»»

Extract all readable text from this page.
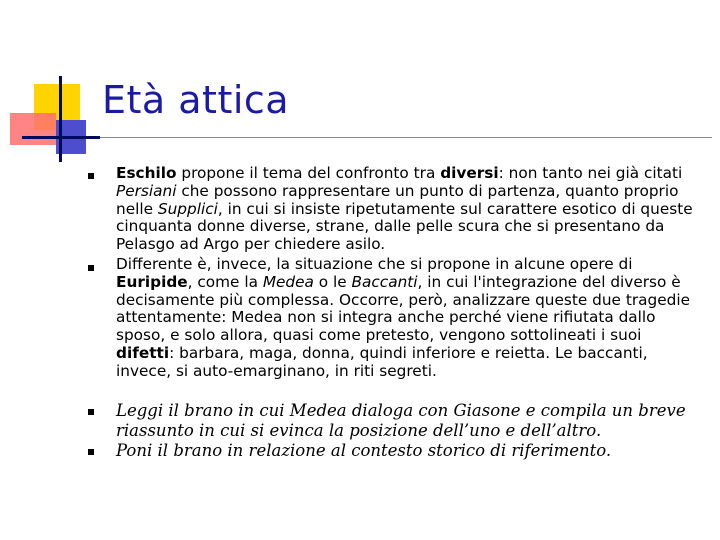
Età attica
Eschilo propone il tema del confronto tra diversi: non tanto nei già citati Persiani che possono rappresentare un punto di partenza, quanto proprio nelle Supplici, in cui si insiste ripetutamente sul carattere esotico di queste cinquanta donne diverse, strane, dalle pelle scura che si presentano da Pelasgo ad Argo per chiedere asilo.
Differente è, invece, la situazione che si propone in alcune opere di Euripide, come la Medea o le Baccanti, in cui l'integrazione del diverso è decisamente più complessa. Occorre, però, analizzare queste due tragedie attentamente: Medea non si integra anche perché viene rifiutata dallo sposo, e solo allora, quasi come pretesto, vengono sottolineati i suoi difetti: barbara, maga, donna, quindi inferiore e reietta. Le baccanti, invece, si auto-emarginano, in riti segreti.
Leggi il brano in cui Medea dialoga con Giasone e compila un breve riassunto in cui si evinca la posizione dell’uno e dell’altro.
Poni il brano in relazione al contesto storico di riferimento.
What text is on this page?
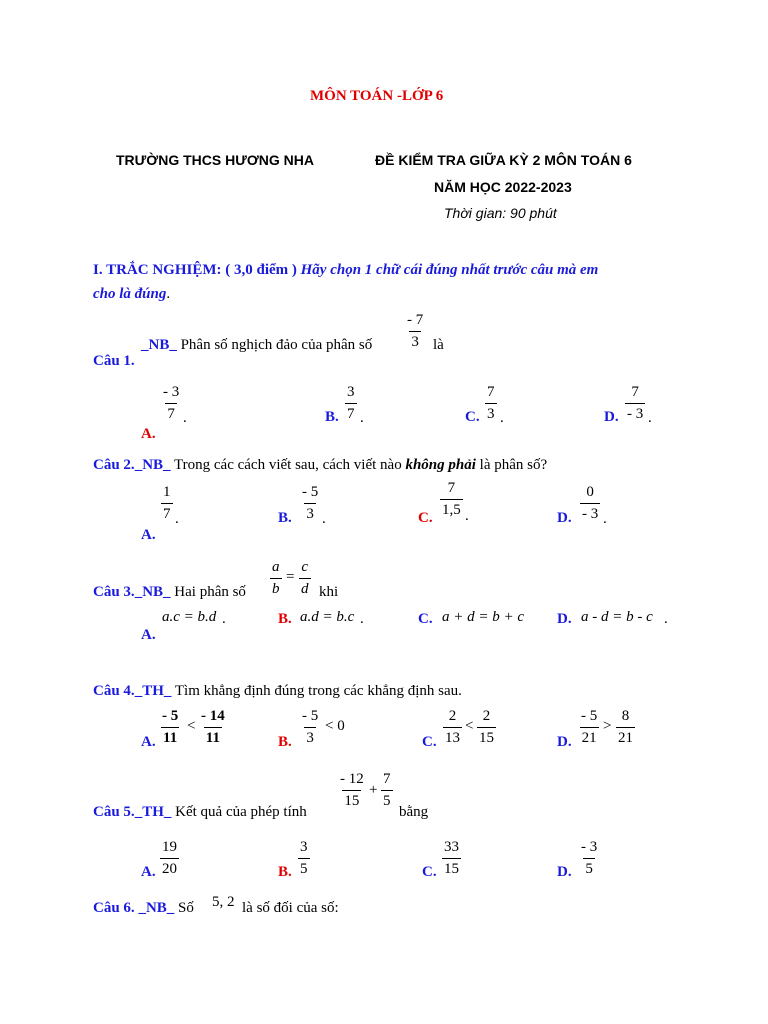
MÔN TOÁN -LỚP 6
TRƯỜNG THCS HƯƠNG NHA	ĐỀ KIỂM TRA GIỮA KỲ 2 MÔN TOÁN 6
NĂM HỌC 2022-2023
Thời gian: 90 phút
I. TRẮC NGHIỆM: ( 3,0 điểm ) Hãy chọn 1 chữ cái đúng nhất trước câu mà em
cho là đúng.
_NB_ Phân số nghịch đảo của phân số $\frac{- 7}{3}$ là
Câu 1.
$\frac{- 3}{7}$ .
A.
B. $\frac{3}{7}$ .	C. $\frac{7}{3}$ .	D. $\frac{7}{- 3}$ .
Câu 2._NB_ Trong các cách viết sau, cách viết nào không phải là phân số?
$\frac{1}{7}$ .
A.
B. $\frac{- 5}{3}$ .	C. $\frac{7}{1,5}$ .	D. $\frac{0}{- 3}$ .
Câu 3._NB_ Hai phân số $\frac{a}{b} = \frac{c}{d}$ khi
a.c = b.d .
A.
B. a.d = b.c .	C. a + d = b + c D. a - d = b - c .
Câu 4._TH_ Tìm khẳng định đúng trong các khẳng định sau.
A. $\frac{- 5}{11} < \frac{- 14}{11}$	B. $\frac{- 5}{3} < 0$
C. $\frac{2}{13} < \frac{2}{15}$	D. $\frac{- 5}{21} > \frac{8}{21}$
$\frac{- 12}{15} + \frac{7}{5}$
Câu 5._TH_ Kết quả của phép tính	bằng
A. $\frac{19}{20}$	B. $\frac{3}{5}$	C. $\frac{33}{15}$	D. $\frac{- 3}{5}$
Câu 6. _NB_ Số 5, 2 là số đối của số:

««

## Set task
From the listing above, pick out every line containing "propone".

## Response to the exercise
Eschilo propone il tema del confronto tra diversi: non tanto nei già citati Persiani che possono rappresentare un punto di partenza, quanto proprio nelle Supplici, in cui si insiste ripetutamente sul carattere esotico di queste cinquanta donne diverse, strane, dalle pelle scura che si presentano da Pelasgo ad Argo per chiedere asilo.
Differente è, invece, la situazione che si propone in alcune opere di Euripide, come la Medea o le Baccanti, in cui l'integrazione del diverso è decisamente più complessa. Occorre, però, analizzare queste due tragedie attentamente: Medea non si integra anche perché viene rifiutata dallo sposo, e solo allora, quasi come pretesto, vengono sottolineati i suoi difetti: barbara, maga, donna, quindi inferiore e reietta. Le baccanti, invece, si auto-emarginano, in riti segreti.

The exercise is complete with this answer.